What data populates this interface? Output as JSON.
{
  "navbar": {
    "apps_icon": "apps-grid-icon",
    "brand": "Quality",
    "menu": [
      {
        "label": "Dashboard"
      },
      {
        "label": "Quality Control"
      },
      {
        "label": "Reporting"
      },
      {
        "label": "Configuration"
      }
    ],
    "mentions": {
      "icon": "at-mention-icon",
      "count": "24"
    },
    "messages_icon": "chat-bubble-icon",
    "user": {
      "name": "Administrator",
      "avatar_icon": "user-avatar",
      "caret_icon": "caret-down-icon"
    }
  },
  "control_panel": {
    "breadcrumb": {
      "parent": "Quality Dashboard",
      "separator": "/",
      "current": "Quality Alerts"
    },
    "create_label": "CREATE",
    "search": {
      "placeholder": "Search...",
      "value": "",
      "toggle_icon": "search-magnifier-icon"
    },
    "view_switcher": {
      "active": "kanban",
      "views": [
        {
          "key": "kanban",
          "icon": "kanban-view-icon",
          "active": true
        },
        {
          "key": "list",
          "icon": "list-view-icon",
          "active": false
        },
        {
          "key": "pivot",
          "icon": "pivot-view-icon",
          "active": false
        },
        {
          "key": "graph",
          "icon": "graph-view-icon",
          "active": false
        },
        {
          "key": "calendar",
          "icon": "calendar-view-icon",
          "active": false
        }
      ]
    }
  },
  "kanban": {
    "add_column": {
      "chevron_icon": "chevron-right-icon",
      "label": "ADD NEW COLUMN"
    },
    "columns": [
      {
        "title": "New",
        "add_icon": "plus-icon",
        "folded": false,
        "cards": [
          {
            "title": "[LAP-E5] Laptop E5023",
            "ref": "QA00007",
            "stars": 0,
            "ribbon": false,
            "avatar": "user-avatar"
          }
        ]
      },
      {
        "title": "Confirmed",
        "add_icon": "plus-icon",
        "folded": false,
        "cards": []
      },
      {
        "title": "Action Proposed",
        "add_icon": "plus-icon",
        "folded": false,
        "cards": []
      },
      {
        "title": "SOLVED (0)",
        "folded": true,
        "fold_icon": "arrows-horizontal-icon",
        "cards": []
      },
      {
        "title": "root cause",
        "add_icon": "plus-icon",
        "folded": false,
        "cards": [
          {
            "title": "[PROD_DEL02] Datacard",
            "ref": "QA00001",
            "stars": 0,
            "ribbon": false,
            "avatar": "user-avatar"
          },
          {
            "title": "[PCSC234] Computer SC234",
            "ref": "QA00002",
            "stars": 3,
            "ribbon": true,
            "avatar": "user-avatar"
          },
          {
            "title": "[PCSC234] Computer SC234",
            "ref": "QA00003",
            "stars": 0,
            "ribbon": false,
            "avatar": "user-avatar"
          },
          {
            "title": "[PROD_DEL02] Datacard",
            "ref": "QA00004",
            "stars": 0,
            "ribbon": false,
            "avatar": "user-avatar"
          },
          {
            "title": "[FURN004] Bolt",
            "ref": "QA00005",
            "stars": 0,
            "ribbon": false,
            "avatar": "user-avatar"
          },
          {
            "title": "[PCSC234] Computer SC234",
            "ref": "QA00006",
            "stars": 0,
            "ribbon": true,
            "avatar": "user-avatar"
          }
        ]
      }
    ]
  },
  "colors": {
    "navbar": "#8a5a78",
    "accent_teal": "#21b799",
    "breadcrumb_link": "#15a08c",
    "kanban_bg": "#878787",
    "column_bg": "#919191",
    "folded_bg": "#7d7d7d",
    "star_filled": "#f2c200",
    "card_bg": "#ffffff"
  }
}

Exercise objective>
Give the number of lines above that hold the word "true", and nothing more.

Response to the exercise>
4